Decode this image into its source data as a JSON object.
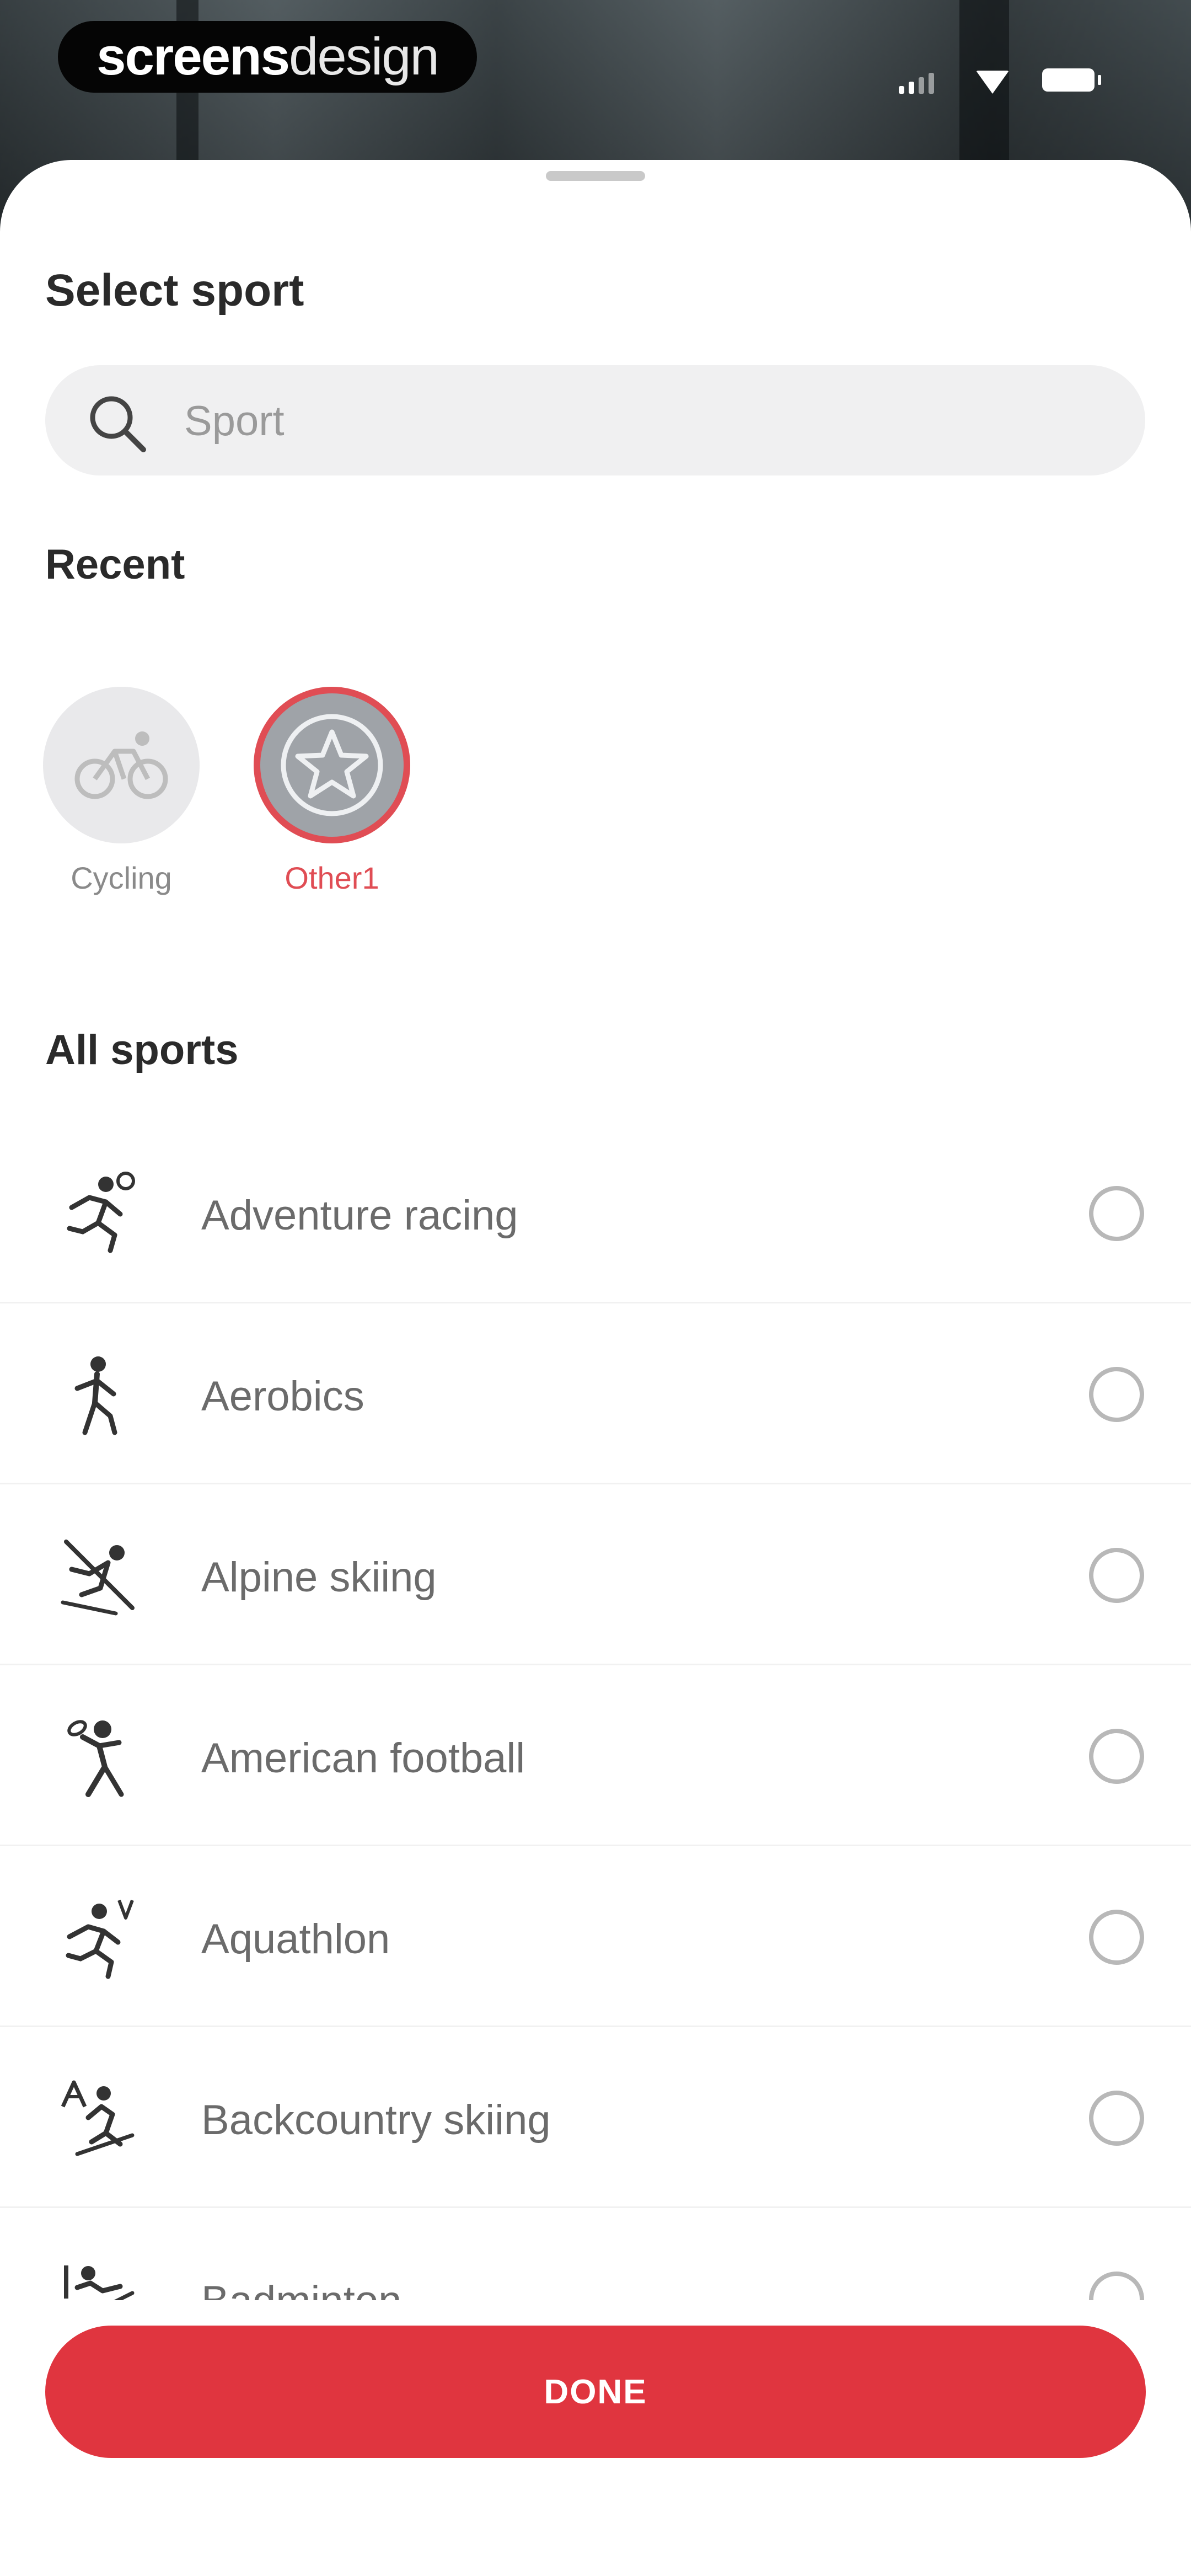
{
  "watermark": {
    "bold": "screens",
    "light": "design"
  },
  "sheet": {
    "title": "Select sport",
    "search": {
      "placeholder": "Sport",
      "value": ""
    },
    "recent": {
      "heading": "Recent",
      "items": [
        {
          "label": "Cycling",
          "icon": "bike-icon",
          "selected": false
        },
        {
          "label": "Other1",
          "icon": "star-icon",
          "selected": true
        }
      ]
    },
    "all_sports": {
      "heading": "All sports",
      "items": [
        {
          "label": "Adventure racing",
          "icon": "runner-icon",
          "checked": false
        },
        {
          "label": "Aerobics",
          "icon": "aerobics-icon",
          "checked": false
        },
        {
          "label": "Alpine skiing",
          "icon": "skier-icon",
          "checked": false
        },
        {
          "label": "American football",
          "icon": "football-player-icon",
          "checked": false
        },
        {
          "label": "Aquathlon",
          "icon": "aquathlon-icon",
          "checked": false
        },
        {
          "label": "Backcountry skiing",
          "icon": "backcountry-ski-icon",
          "checked": false
        },
        {
          "label": "Badminton",
          "icon": "badminton-icon",
          "checked": false
        }
      ]
    },
    "done_label": "DONE"
  },
  "colors": {
    "accent": "#e0353f",
    "selected_ring": "#e04d54",
    "text": "#2a2a2a",
    "muted": "#6b6b6b"
  }
}
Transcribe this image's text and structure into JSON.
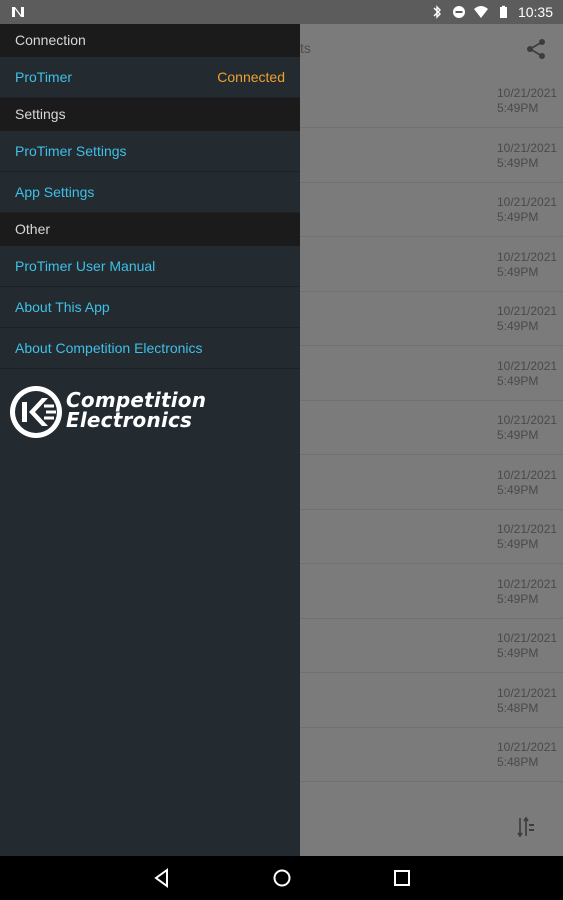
{
  "status_bar": {
    "time": "10:35",
    "icons": [
      "n-icon",
      "bluetooth-icon",
      "do-not-disturb-icon",
      "wifi-icon",
      "battery-icon"
    ]
  },
  "background": {
    "title_fragment": "ts",
    "rows": [
      {
        "date": "10/21/2021",
        "time": "5:49PM"
      },
      {
        "date": "10/21/2021",
        "time": "5:49PM"
      },
      {
        "date": "10/21/2021",
        "time": "5:49PM"
      },
      {
        "date": "10/21/2021",
        "time": "5:49PM"
      },
      {
        "date": "10/21/2021",
        "time": "5:49PM"
      },
      {
        "date": "10/21/2021",
        "time": "5:49PM"
      },
      {
        "date": "10/21/2021",
        "time": "5:49PM"
      },
      {
        "date": "10/21/2021",
        "time": "5:49PM"
      },
      {
        "date": "10/21/2021",
        "time": "5:49PM"
      },
      {
        "date": "10/21/2021",
        "time": "5:49PM"
      },
      {
        "date": "10/21/2021",
        "time": "5:49PM"
      },
      {
        "date": "10/21/2021",
        "time": "5:48PM"
      },
      {
        "date": "10/21/2021",
        "time": "5:48PM"
      }
    ]
  },
  "drawer": {
    "sections": [
      {
        "header": "Connection",
        "items": [
          {
            "label": "ProTimer",
            "badge": "Connected"
          }
        ]
      },
      {
        "header": "Settings",
        "items": [
          {
            "label": "ProTimer Settings"
          },
          {
            "label": "App Settings"
          }
        ]
      },
      {
        "header": "Other",
        "items": [
          {
            "label": "ProTimer User Manual"
          },
          {
            "label": "About This App"
          },
          {
            "label": "About Competition Electronics"
          }
        ]
      }
    ],
    "logo": {
      "line1": "Competition",
      "line2": "Electronics"
    }
  },
  "colors": {
    "link": "#3fc0e6",
    "connected": "#f0a030",
    "drawer_bg": "#232a30",
    "section_bg": "#1b1b1b"
  }
}
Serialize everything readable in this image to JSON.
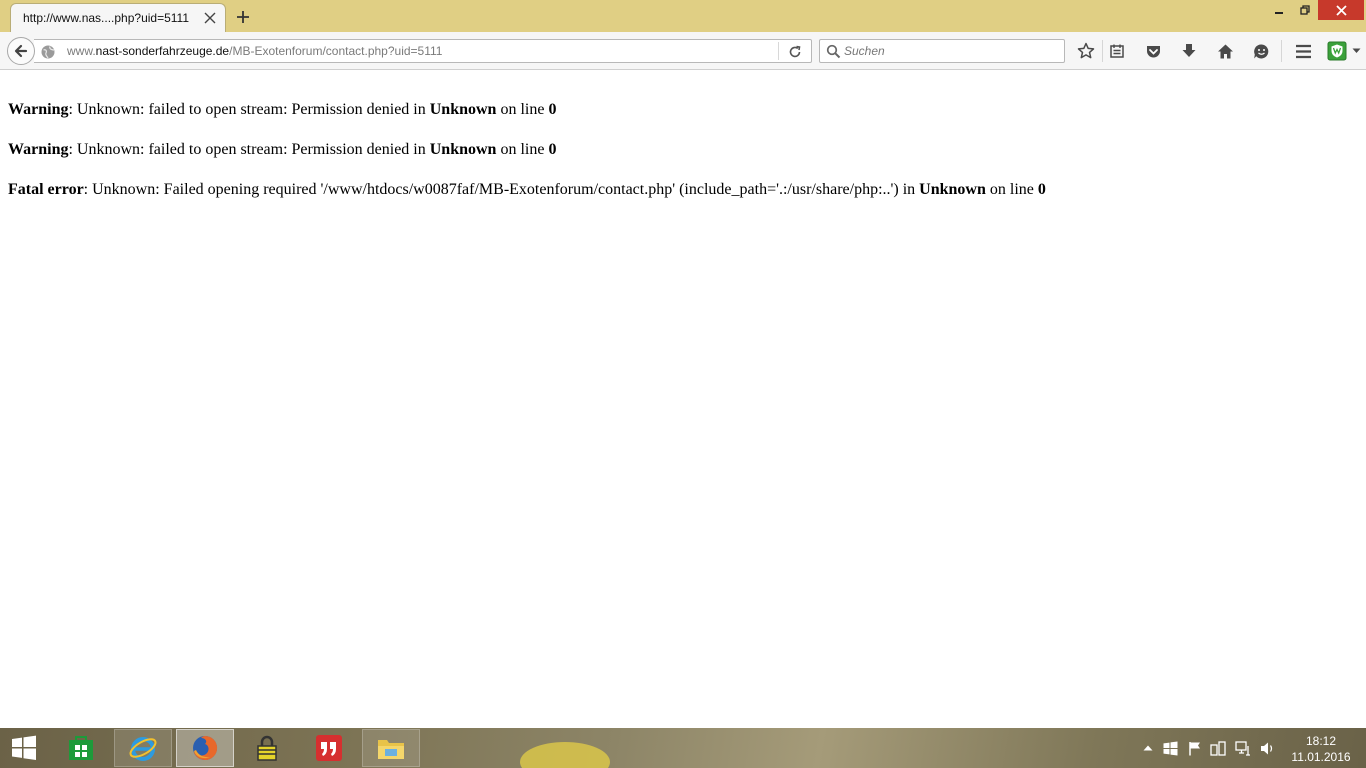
{
  "browser": {
    "tab": {
      "title": "http://www.nas....php?uid=5111"
    },
    "url": {
      "prefix": "www.",
      "host": "nast-sonderfahrzeuge.de",
      "path": "/MB-Exotenforum/contact.php?uid=5111"
    },
    "search": {
      "placeholder": "Suchen"
    }
  },
  "page": {
    "messages": [
      {
        "label": "Warning",
        "text": ": Unknown: failed to open stream: Permission denied in ",
        "location": "Unknown",
        "line_text": " on line ",
        "line": "0"
      },
      {
        "label": "Warning",
        "text": ": Unknown: failed to open stream: Permission denied in ",
        "location": "Unknown",
        "line_text": " on line ",
        "line": "0"
      },
      {
        "label": "Fatal error",
        "text": ": Unknown: Failed opening required '/www/htdocs/w0087faf/MB-Exotenforum/contact.php' (include_path='.:/usr/share/php:..') in ",
        "location": "Unknown",
        "line_text": " on line ",
        "line": "0"
      }
    ]
  },
  "taskbar": {
    "clock": {
      "time": "18:12",
      "date": "11.01.2016"
    }
  },
  "colors": {
    "titlebar": "#e0cf84",
    "close_button": "#c7392b",
    "toolbar": "#f6f6f6"
  }
}
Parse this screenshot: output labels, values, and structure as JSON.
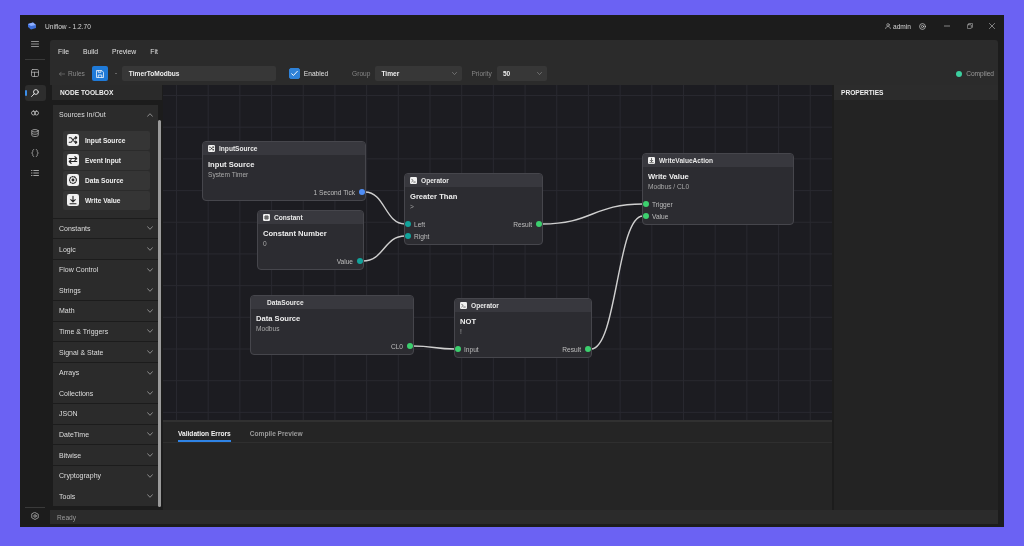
{
  "window": {
    "title": "Uniflow - 1.2.70",
    "user": "admin"
  },
  "nav_rail": {
    "items": [
      {
        "kind": "window",
        "selected": false
      },
      {
        "kind": "magnifier",
        "selected": true
      },
      {
        "kind": "link",
        "selected": false
      },
      {
        "kind": "database",
        "selected": false
      },
      {
        "kind": "braces",
        "selected": false
      },
      {
        "kind": "list",
        "selected": false
      }
    ]
  },
  "menu": [
    "File",
    "Build",
    "Preview",
    "Fit"
  ],
  "toolbar": {
    "back_link": "Rules",
    "rule_name": "TimerToModbus",
    "enabled": {
      "label": "Enabled",
      "checked": true
    },
    "group": {
      "label": "Group",
      "value": "Timer"
    },
    "priority": {
      "label": "Priority",
      "value": "50"
    },
    "build_status": {
      "label": "Compiled",
      "ok": true
    }
  },
  "toolbox": {
    "title": "NODE TOOLBOX",
    "sections": [
      {
        "label": "Sources In/Out",
        "expanded": true,
        "items": [
          {
            "kind": "input_source",
            "label": "Input Source"
          },
          {
            "kind": "event_input",
            "label": "Event Input"
          },
          {
            "kind": "data_source",
            "label": "Data Source"
          },
          {
            "kind": "write_value",
            "label": "Write Value"
          }
        ]
      },
      {
        "label": "Constants",
        "expanded": false
      },
      {
        "label": "Logic",
        "expanded": false
      },
      {
        "label": "Flow Control",
        "expanded": false
      },
      {
        "label": "Strings",
        "expanded": false
      },
      {
        "label": "Math",
        "expanded": false
      },
      {
        "label": "Time & Triggers",
        "expanded": false
      },
      {
        "label": "Signal & State",
        "expanded": false
      },
      {
        "label": "Arrays",
        "expanded": false
      },
      {
        "label": "Collections",
        "expanded": false
      },
      {
        "label": "JSON",
        "expanded": false
      },
      {
        "label": "DateTime",
        "expanded": false
      },
      {
        "label": "Bitwise",
        "expanded": false
      },
      {
        "label": "Cryptography",
        "expanded": false
      },
      {
        "label": "Tools",
        "expanded": false
      }
    ]
  },
  "canvas": {
    "nodes": [
      {
        "kind": "input_source",
        "type": "InputSource",
        "title": "Input Source",
        "subtitle": "System Timer",
        "outputs": [
          {
            "label": "1 Second Tick",
            "color": "#4f8ef7"
          }
        ]
      },
      {
        "kind": "constant",
        "type": "Constant",
        "title": "Constant Number",
        "subtitle": "0",
        "outputs": [
          {
            "label": "Value",
            "color": "#12a39b"
          }
        ]
      },
      {
        "kind": "operator",
        "type": "Operator",
        "title": "Greater Than",
        "subtitle": ">",
        "inputs": [
          {
            "label": "Left",
            "color": "#12a39b"
          },
          {
            "label": "Right",
            "color": "#12a39b"
          }
        ],
        "outputs": [
          {
            "label": "Result",
            "color": "#3ccf6e"
          }
        ]
      },
      {
        "kind": "write_value",
        "type": "WriteValueAction",
        "title": "Write Value",
        "subtitle": "Modbus / CL0",
        "inputs": [
          {
            "label": "Trigger",
            "color": "#3ccf6e"
          },
          {
            "label": "Value",
            "color": "#3ccf6e"
          }
        ]
      },
      {
        "kind": "data_source",
        "type": "DataSource",
        "title": "Data Source",
        "subtitle": "Modbus",
        "outputs": [
          {
            "label": "CL0",
            "color": "#3ccf6e"
          }
        ]
      },
      {
        "kind": "operator",
        "type": "Operator",
        "title": "NOT",
        "subtitle": "!",
        "inputs": [
          {
            "label": "Input",
            "color": "#3ccf6e"
          }
        ],
        "outputs": [
          {
            "label": "Result",
            "color": "#3ccf6e"
          }
        ]
      }
    ]
  },
  "bottom_panel": {
    "tabs": [
      {
        "label": "Validation Errors",
        "selected": true
      },
      {
        "label": "Compile Preview",
        "selected": false
      }
    ]
  },
  "properties": {
    "title": "PROPERTIES"
  },
  "status_bar": {
    "text": "Ready"
  }
}
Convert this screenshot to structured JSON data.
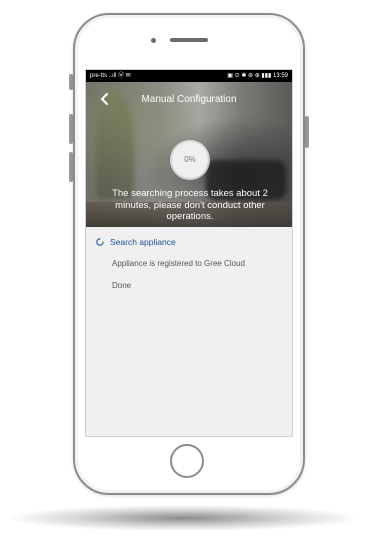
{
  "status_bar": {
    "left": "pre-tts ..ıll ⓦ ✉",
    "right": "▣ ⊙ ✱ ⊛ ⊕ ▮▮▮ 13:59"
  },
  "nav": {
    "title": "Manual Configuration",
    "back_icon": "chevron-left-icon"
  },
  "progress": {
    "label": "0%",
    "value_percent": 0
  },
  "hero": {
    "message": "The searching process takes about 2 minutes, please don't conduct other operations."
  },
  "steps": [
    {
      "label": "Search appliance",
      "state": "active",
      "icon": "loading-spinner-icon"
    },
    {
      "label": "Appliance is registered to Gree Cloud",
      "state": "pending"
    },
    {
      "label": "Done",
      "state": "pending"
    }
  ],
  "colors": {
    "active_step": "#1a4f9c",
    "pending_step": "#555555",
    "screen_background": "#f0f0f0"
  }
}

> [GIVEN PROBLEM]: Take every line from the data above that holds "type" and copy it out.

> [WRITTEN ANSWER]:
        "type": "InputSource",
        "type": "Constant",
        "type": "Operator",
        "type": "WriteValueAction",
        "type": "DataSource",
        "type": "Operator",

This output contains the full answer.